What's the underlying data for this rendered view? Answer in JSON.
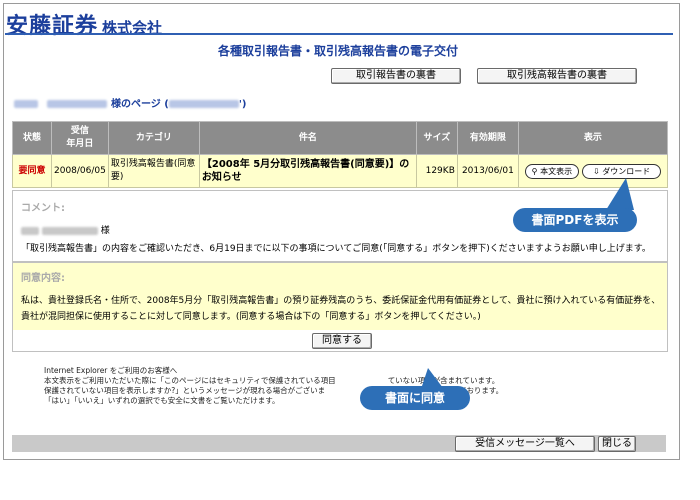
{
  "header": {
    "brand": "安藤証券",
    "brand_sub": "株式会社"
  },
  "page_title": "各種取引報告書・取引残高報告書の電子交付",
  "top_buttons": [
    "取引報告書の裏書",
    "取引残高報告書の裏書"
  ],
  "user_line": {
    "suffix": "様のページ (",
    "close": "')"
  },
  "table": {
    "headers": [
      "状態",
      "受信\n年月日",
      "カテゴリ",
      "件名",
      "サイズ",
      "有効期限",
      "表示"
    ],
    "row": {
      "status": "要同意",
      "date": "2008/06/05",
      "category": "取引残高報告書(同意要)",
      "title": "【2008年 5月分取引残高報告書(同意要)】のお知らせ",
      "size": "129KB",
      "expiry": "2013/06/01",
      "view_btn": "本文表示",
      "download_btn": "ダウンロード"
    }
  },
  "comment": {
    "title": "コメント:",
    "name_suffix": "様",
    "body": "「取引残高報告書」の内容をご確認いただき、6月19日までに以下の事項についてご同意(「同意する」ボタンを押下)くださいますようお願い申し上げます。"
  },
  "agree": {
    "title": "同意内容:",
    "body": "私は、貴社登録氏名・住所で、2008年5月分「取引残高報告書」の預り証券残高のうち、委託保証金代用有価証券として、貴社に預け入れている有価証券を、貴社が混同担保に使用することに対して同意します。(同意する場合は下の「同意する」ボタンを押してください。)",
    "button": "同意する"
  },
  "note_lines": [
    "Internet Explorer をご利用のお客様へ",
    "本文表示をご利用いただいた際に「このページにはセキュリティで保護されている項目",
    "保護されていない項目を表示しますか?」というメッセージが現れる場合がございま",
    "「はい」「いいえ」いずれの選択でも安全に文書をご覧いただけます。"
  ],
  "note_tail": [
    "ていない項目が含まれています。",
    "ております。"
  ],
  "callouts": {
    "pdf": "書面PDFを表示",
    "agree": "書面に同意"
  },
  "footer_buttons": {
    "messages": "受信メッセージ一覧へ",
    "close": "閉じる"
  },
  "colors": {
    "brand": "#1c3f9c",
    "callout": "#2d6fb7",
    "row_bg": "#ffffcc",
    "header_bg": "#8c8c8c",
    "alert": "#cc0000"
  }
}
______
- [GIVEN EXERCISE]: Leave out the pictures and transcribe everything else exactly.

- [WRITTEN RESPONSE]:
What's the underlying data for this rendered view? Answer in JSON.
{
  "header": {
    "brand": "安藤証券",
    "brand_sub": "株式会社"
  },
  "page_title": "各種取引報告書・取引残高報告書の電子交付",
  "top_buttons": [
    "取引報告書の裏書",
    "取引残高報告書の裏書"
  ],
  "user_line": {
    "suffix": "様のページ (",
    "close": "')"
  },
  "table": {
    "headers": [
      "状態",
      "受信\n年月日",
      "カテゴリ",
      "件名",
      "サイズ",
      "有効期限",
      "表示"
    ],
    "row": {
      "status": "要同意",
      "date": "2008/06/05",
      "category": "取引残高報告書(同意要)",
      "title": "【2008年 5月分取引残高報告書(同意要)】のお知らせ",
      "size": "129KB",
      "expiry": "2013/06/01",
      "view_btn": "本文表示",
      "download_btn": "ダウンロード"
    }
  },
  "comment": {
    "title": "コメント:",
    "name_suffix": "様",
    "body": "「取引残高報告書」の内容をご確認いただき、6月19日までに以下の事項についてご同意(「同意する」ボタンを押下)くださいますようお願い申し上げます。"
  },
  "agree": {
    "title": "同意内容:",
    "body": "私は、貴社登録氏名・住所で、2008年5月分「取引残高報告書」の預り証券残高のうち、委託保証金代用有価証券として、貴社に預け入れている有価証券を、貴社が混同担保に使用することに対して同意します。(同意する場合は下の「同意する」ボタンを押してください。)",
    "button": "同意する"
  },
  "note_lines": [
    "Internet Explorer をご利用のお客様へ",
    "本文表示をご利用いただいた際に「このページにはセキュリティで保護されている項目",
    "保護されていない項目を表示しますか?」というメッセージが現れる場合がございま",
    "「はい」「いいえ」いずれの選択でも安全に文書をご覧いただけます。"
  ],
  "note_tail": [
    "ていない項目が含まれています。",
    "ております。"
  ],
  "callouts": {
    "pdf": "書面PDFを表示",
    "agree": "書面に同意"
  },
  "footer_buttons": {
    "messages": "受信メッセージ一覧へ",
    "close": "閉じる"
  },
  "colors": {
    "brand": "#1c3f9c",
    "callout": "#2d6fb7",
    "row_bg": "#ffffcc",
    "header_bg": "#8c8c8c",
    "alert": "#cc0000"
  }
}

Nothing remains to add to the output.